▶ **Exercise directions**
Repeat every entry in the listing below, exactly.

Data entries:
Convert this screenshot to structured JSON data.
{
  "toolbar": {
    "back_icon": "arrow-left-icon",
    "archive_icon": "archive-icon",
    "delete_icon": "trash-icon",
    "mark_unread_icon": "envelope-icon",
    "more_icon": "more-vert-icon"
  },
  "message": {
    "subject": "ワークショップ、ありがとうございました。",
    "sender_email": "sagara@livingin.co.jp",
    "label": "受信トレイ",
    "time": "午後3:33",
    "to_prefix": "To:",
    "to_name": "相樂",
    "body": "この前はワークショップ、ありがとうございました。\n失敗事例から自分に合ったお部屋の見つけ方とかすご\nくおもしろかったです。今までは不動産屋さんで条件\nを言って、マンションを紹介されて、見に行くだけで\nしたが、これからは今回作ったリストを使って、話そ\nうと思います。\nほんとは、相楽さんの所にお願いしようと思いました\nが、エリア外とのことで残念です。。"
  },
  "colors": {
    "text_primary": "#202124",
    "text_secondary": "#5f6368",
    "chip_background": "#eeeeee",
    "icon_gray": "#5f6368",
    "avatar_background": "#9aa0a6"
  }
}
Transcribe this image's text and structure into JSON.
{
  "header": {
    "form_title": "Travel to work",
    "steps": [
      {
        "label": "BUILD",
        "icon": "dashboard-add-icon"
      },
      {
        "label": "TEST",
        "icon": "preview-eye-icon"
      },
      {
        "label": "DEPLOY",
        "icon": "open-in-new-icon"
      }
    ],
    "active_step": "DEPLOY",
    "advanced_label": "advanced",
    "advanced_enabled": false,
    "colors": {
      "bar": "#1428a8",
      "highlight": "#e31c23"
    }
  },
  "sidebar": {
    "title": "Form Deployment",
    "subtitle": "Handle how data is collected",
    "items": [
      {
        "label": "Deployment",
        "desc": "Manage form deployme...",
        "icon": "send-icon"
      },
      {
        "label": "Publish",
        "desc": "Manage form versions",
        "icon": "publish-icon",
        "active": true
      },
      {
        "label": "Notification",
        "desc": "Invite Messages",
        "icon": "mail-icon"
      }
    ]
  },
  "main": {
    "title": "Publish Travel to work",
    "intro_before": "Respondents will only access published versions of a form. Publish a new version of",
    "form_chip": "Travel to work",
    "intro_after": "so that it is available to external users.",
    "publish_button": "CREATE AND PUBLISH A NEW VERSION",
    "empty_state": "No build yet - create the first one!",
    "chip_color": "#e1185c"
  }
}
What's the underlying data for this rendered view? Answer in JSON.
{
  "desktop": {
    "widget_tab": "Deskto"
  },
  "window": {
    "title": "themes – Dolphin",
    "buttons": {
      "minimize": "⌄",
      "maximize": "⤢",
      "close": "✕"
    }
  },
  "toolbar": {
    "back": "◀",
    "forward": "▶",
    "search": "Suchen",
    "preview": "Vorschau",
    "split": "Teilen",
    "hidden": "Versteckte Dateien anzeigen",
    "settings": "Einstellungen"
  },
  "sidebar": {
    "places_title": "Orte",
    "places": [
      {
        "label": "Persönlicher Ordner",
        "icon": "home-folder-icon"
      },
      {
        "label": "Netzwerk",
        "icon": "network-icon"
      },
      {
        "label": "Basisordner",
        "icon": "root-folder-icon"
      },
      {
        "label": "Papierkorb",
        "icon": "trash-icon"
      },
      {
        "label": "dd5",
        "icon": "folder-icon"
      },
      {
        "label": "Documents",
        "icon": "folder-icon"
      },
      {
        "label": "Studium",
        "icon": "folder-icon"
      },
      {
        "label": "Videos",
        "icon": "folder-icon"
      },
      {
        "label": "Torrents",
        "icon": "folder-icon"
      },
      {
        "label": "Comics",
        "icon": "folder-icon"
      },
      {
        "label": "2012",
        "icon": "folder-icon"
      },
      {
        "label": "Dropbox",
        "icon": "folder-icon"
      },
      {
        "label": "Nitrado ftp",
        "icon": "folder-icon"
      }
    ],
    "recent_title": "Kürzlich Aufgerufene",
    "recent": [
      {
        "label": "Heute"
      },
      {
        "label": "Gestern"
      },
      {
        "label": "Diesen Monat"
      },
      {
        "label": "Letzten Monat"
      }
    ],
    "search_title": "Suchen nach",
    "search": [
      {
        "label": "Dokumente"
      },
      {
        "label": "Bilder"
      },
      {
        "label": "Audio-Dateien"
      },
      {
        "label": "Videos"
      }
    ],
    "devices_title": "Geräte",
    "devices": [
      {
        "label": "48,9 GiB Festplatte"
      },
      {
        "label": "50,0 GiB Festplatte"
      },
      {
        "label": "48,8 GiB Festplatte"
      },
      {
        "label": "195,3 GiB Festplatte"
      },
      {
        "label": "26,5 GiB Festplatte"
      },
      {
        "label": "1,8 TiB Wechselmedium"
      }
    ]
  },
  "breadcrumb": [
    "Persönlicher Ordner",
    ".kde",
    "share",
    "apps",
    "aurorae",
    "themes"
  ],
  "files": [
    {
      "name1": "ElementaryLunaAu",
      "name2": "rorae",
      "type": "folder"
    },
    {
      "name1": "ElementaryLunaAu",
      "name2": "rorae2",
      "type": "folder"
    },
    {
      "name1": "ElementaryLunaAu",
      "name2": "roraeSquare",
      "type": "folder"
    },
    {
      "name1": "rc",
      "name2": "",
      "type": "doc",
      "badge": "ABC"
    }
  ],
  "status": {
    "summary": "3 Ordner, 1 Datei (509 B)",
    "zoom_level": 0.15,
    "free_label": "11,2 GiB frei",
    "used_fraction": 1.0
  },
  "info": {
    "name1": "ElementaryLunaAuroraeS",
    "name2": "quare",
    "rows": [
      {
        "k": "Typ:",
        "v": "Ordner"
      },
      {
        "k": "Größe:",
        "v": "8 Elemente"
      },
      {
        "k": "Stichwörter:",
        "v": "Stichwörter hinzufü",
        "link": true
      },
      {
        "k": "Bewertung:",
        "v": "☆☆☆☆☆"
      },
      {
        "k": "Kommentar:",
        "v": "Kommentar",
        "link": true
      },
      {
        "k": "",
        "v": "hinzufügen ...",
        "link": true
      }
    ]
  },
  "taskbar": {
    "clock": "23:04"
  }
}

▶ **Exercise answer**
Convert this screenshot to structured JSON data.
{
  "toolbar": {
    "back_icon": "arrow-left-icon",
    "archive_icon": "archive-icon",
    "delete_icon": "trash-icon",
    "mark_unread_icon": "envelope-icon",
    "more_icon": "more-vert-icon"
  },
  "message": {
    "subject": "ワークショップ、ありがとうございました。",
    "sender_email": "sagara@livingin.co.jp",
    "label": "受信トレイ",
    "time": "午後3:33",
    "to_prefix": "To:",
    "to_name": "相樂",
    "body": "この前はワークショップ、ありがとうございました。\n失敗事例から自分に合ったお部屋の見つけ方とかすご\nくおもしろかったです。今までは不動産屋さんで条件\nを言って、マンションを紹介されて、見に行くだけで\nしたが、これからは今回作ったリストを使って、話そ\nうと思います。\nほんとは、相楽さんの所にお願いしようと思いました\nが、エリア外とのことで残念です。。"
  },
  "colors": {
    "text_primary": "#202124",
    "text_secondary": "#5f6368",
    "chip_background": "#eeeeee",
    "icon_gray": "#5f6368",
    "avatar_background": "#9aa0a6"
  }
}
Transcribe this image's text and structure into JSON.
{
  "header": {
    "form_title": "Travel to work",
    "steps": [
      {
        "label": "BUILD",
        "icon": "dashboard-add-icon"
      },
      {
        "label": "TEST",
        "icon": "preview-eye-icon"
      },
      {
        "label": "DEPLOY",
        "icon": "open-in-new-icon"
      }
    ],
    "active_step": "DEPLOY",
    "advanced_label": "advanced",
    "advanced_enabled": false,
    "colors": {
      "bar": "#1428a8",
      "highlight": "#e31c23"
    }
  },
  "sidebar": {
    "title": "Form Deployment",
    "subtitle": "Handle how data is collected",
    "items": [
      {
        "label": "Deployment",
        "desc": "Manage form deployme...",
        "icon": "send-icon"
      },
      {
        "label": "Publish",
        "desc": "Manage form versions",
        "icon": "publish-icon",
        "active": true
      },
      {
        "label": "Notification",
        "desc": "Invite Messages",
        "icon": "mail-icon"
      }
    ]
  },
  "main": {
    "title": "Publish Travel to work",
    "intro_before": "Respondents will only access published versions of a form. Publish a new version of",
    "form_chip": "Travel to work",
    "intro_after": "so that it is available to external users.",
    "publish_button": "CREATE AND PUBLISH A NEW VERSION",
    "empty_state": "No build yet - create the first one!",
    "chip_color": "#e1185c"
  }
}
What's the underlying data for this rendered view? Answer in JSON.
{
  "desktop": {
    "widget_tab": "Deskto"
  },
  "window": {
    "title": "themes – Dolphin",
    "buttons": {
      "minimize": "⌄",
      "maximize": "⤢",
      "close": "✕"
    }
  },
  "toolbar": {
    "back": "◀",
    "forward": "▶",
    "search": "Suchen",
    "preview": "Vorschau",
    "split": "Teilen",
    "hidden": "Versteckte Dateien anzeigen",
    "settings": "Einstellungen"
  },
  "sidebar": {
    "places_title": "Orte",
    "places": [
      {
        "label": "Persönlicher Ordner",
        "icon": "home-folder-icon"
      },
      {
        "label": "Netzwerk",
        "icon": "network-icon"
      },
      {
        "label": "Basisordner",
        "icon": "root-folder-icon"
      },
      {
        "label": "Papierkorb",
        "icon": "trash-icon"
      },
      {
        "label": "dd5",
        "icon": "folder-icon"
      },
      {
        "label": "Documents",
        "icon": "folder-icon"
      },
      {
        "label": "Studium",
        "icon": "folder-icon"
      },
      {
        "label": "Videos",
        "icon": "folder-icon"
      },
      {
        "label": "Torrents",
        "icon": "folder-icon"
      },
      {
        "label": "Comics",
        "icon": "folder-icon"
      },
      {
        "label": "2012",
        "icon": "folder-icon"
      },
      {
        "label": "Dropbox",
        "icon": "folder-icon"
      },
      {
        "label": "Nitrado ftp",
        "icon": "folder-icon"
      }
    ],
    "recent_title": "Kürzlich Aufgerufene",
    "recent": [
      {
        "label": "Heute"
      },
      {
        "label": "Gestern"
      },
      {
        "label": "Diesen Monat"
      },
      {
        "label": "Letzten Monat"
      }
    ],
    "search_title": "Suchen nach",
    "search": [
      {
        "label": "Dokumente"
      },
      {
        "label": "Bilder"
      },
      {
        "label": "Audio-Dateien"
      },
      {
        "label": "Videos"
      }
    ],
    "devices_title": "Geräte",
    "devices": [
      {
        "label": "48,9 GiB Festplatte"
      },
      {
        "label": "50,0 GiB Festplatte"
      },
      {
        "label": "48,8 GiB Festplatte"
      },
      {
        "label": "195,3 GiB Festplatte"
      },
      {
        "label": "26,5 GiB Festplatte"
      },
      {
        "label": "1,8 TiB Wechselmedium"
      }
    ]
  },
  "breadcrumb": [
    "Persönlicher Ordner",
    ".kde",
    "share",
    "apps",
    "aurorae",
    "themes"
  ],
  "files": [
    {
      "name1": "ElementaryLunaAu",
      "name2": "rorae",
      "type": "folder"
    },
    {
      "name1": "ElementaryLunaAu",
      "name2": "rorae2",
      "type": "folder"
    },
    {
      "name1": "ElementaryLunaAu",
      "name2": "roraeSquare",
      "type": "folder"
    },
    {
      "name1": "rc",
      "name2": "",
      "type": "doc",
      "badge": "ABC"
    }
  ],
  "status": {
    "summary": "3 Ordner, 1 Datei (509 B)",
    "zoom_level": 0.15,
    "free_label": "11,2 GiB frei",
    "used_fraction": 1.0
  },
  "info": {
    "name1": "ElementaryLunaAuroraeS",
    "name2": "quare",
    "rows": [
      {
        "k": "Typ:",
        "v": "Ordner"
      },
      {
        "k": "Größe:",
        "v": "8 Elemente"
      },
      {
        "k": "Stichwörter:",
        "v": "Stichwörter hinzufü",
        "link": true
      },
      {
        "k": "Bewertung:",
        "v": "☆☆☆☆☆"
      },
      {
        "k": "Kommentar:",
        "v": "Kommentar",
        "link": true
      },
      {
        "k": "",
        "v": "hinzufügen ...",
        "link": true
      }
    ]
  },
  "taskbar": {
    "clock": "23:04"
  }
}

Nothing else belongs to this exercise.